DESCRIPTION OF THE TASK —
Check every line below for the word "title" and copy the ones that have it.

### DATASET EXCERPTS ###

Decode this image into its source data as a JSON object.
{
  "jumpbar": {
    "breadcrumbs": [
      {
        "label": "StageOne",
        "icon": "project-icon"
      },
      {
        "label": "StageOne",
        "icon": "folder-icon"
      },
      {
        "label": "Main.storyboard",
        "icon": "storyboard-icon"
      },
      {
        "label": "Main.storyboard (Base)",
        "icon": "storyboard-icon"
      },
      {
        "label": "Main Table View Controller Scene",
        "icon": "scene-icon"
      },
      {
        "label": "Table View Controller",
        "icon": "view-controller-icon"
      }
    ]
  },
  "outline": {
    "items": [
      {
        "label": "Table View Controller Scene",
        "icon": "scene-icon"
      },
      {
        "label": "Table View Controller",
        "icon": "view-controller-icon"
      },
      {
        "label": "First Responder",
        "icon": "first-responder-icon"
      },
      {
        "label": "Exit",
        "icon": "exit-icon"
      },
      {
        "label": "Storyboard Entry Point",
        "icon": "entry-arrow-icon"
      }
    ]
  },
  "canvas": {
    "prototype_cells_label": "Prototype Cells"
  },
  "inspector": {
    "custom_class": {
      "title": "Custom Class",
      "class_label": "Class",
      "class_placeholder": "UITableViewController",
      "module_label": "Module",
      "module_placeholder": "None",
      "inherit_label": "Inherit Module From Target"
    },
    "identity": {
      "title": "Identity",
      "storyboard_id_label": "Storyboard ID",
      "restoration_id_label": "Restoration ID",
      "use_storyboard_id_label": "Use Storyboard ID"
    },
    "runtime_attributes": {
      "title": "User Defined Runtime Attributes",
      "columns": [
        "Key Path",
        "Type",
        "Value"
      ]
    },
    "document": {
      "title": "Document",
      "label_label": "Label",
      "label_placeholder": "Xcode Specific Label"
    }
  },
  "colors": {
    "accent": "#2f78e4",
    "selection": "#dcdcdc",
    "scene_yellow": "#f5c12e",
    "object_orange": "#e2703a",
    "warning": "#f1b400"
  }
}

###

SOLUTION BELOW —
      "title": "Custom Class",
      "title": "Identity",
      "title": "User Defined Runtime Attributes",
      "title": "Document",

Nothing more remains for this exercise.